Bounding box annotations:

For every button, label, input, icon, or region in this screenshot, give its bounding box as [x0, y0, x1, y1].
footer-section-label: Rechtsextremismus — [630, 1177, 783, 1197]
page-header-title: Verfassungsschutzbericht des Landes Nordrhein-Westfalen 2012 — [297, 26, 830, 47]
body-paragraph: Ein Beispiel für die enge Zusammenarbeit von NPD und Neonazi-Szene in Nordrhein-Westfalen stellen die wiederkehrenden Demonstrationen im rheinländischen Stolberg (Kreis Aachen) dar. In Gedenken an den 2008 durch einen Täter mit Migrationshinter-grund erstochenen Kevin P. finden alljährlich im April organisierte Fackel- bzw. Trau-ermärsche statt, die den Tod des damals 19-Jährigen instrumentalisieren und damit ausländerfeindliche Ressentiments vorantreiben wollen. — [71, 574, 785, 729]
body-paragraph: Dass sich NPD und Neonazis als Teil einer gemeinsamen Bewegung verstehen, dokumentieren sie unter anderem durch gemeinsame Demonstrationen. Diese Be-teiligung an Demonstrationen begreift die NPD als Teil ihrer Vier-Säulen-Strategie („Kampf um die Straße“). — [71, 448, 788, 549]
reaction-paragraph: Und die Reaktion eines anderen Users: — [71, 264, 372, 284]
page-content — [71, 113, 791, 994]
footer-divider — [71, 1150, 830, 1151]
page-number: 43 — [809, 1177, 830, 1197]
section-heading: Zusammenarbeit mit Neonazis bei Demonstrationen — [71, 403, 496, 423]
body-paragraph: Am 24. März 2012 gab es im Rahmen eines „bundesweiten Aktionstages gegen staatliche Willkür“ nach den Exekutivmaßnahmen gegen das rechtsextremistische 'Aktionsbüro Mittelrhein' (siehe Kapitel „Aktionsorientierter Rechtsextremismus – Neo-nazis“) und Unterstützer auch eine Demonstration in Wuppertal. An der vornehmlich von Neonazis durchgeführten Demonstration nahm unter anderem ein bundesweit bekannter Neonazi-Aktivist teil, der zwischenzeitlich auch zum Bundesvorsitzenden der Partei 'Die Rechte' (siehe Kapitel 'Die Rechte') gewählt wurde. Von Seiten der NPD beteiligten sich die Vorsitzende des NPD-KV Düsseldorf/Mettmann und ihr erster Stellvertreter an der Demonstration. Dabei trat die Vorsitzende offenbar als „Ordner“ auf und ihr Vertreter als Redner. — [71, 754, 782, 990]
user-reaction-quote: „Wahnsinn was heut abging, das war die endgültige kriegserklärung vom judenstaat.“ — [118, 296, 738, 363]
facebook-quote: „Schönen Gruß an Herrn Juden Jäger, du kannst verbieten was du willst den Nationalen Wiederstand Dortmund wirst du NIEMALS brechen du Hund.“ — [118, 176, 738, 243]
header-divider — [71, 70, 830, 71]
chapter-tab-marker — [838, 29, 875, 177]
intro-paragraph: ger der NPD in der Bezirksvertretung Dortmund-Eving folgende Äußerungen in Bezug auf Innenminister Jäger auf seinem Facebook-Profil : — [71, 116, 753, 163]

• _Given request_:
Can you write out these records again, substituting "text-paragraph" for every "body-paragraph" and leaving everything else unchanged?

• _Task output_:
For every button, label, input, icon, or region in this screenshot, give its bounding box as [x0, y0, x1, y1].
footer-section-label: Rechtsextremismus — [630, 1177, 783, 1197]
page-header-title: Verfassungsschutzbericht des Landes Nordrhein-Westfalen 2012 — [297, 26, 830, 47]
text-paragraph: Ein Beispiel für die enge Zusammenarbeit von NPD und Neonazi-Szene in Nordrhein-Westfalen stellen die wiederkehrenden Demonstrationen im rheinländischen Stolberg (Kreis Aachen) dar. In Gedenken an den 2008 durch einen Täter mit Migrationshinter-grund erstochenen Kevin P. finden alljährlich im April organisierte Fackel- bzw. Trau-ermärsche statt, die den Tod des damals 19-Jährigen instrumentalisieren und damit ausländerfeindliche Ressentiments vorantreiben wollen. — [71, 574, 785, 729]
text-paragraph: Dass sich NPD und Neonazis als Teil einer gemeinsamen Bewegung verstehen, dokumentieren sie unter anderem durch gemeinsame Demonstrationen. Diese Be-teiligung an Demonstrationen begreift die NPD als Teil ihrer Vier-Säulen-Strategie („Kampf um die Straße“). — [71, 448, 788, 549]
reaction-paragraph: Und die Reaktion eines anderen Users: — [71, 264, 372, 284]
page-content — [71, 113, 791, 994]
footer-divider — [71, 1150, 830, 1151]
page-number: 43 — [809, 1177, 830, 1197]
section-heading: Zusammenarbeit mit Neonazis bei Demonstrationen — [71, 403, 496, 423]
text-paragraph: Am 24. März 2012 gab es im Rahmen eines „bundesweiten Aktionstages gegen staatliche Willkür“ nach den Exekutivmaßnahmen gegen das rechtsextremistische 'Aktionsbüro Mittelrhein' (siehe Kapitel „Aktionsorientierter Rechtsextremismus – Neo-nazis“) und Unterstützer auch eine Demonstration in Wuppertal. An der vornehmlich von Neonazis durchgeführten Demonstration nahm unter anderem ein bundesweit bekannter Neonazi-Aktivist teil, der zwischenzeitlich auch zum Bundesvorsitzenden der Partei 'Die Rechte' (siehe Kapitel 'Die Rechte') gewählt wurde. Von Seiten der NPD beteiligten sich die Vorsitzende des NPD-KV Düsseldorf/Mettmann und ihr erster Stellvertreter an der Demonstration. Dabei trat die Vorsitzende offenbar als „Ordner“ auf und ihr Vertreter als Redner. — [71, 754, 782, 990]
user-reaction-quote: „Wahnsinn was heut abging, das war die endgültige kriegserklärung vom judenstaat.“ — [118, 296, 738, 363]
facebook-quote: „Schönen Gruß an Herrn Juden Jäger, du kannst verbieten was du willst den Nationalen Wiederstand Dortmund wirst du NIEMALS brechen du Hund.“ — [118, 176, 738, 243]
header-divider — [71, 70, 830, 71]
chapter-tab-marker — [838, 29, 875, 177]
intro-paragraph: ger der NPD in der Bezirksvertretung Dortmund-Eving folgende Äußerungen in Bezug auf Innenminister Jäger auf seinem Facebook-Profil : — [71, 116, 753, 163]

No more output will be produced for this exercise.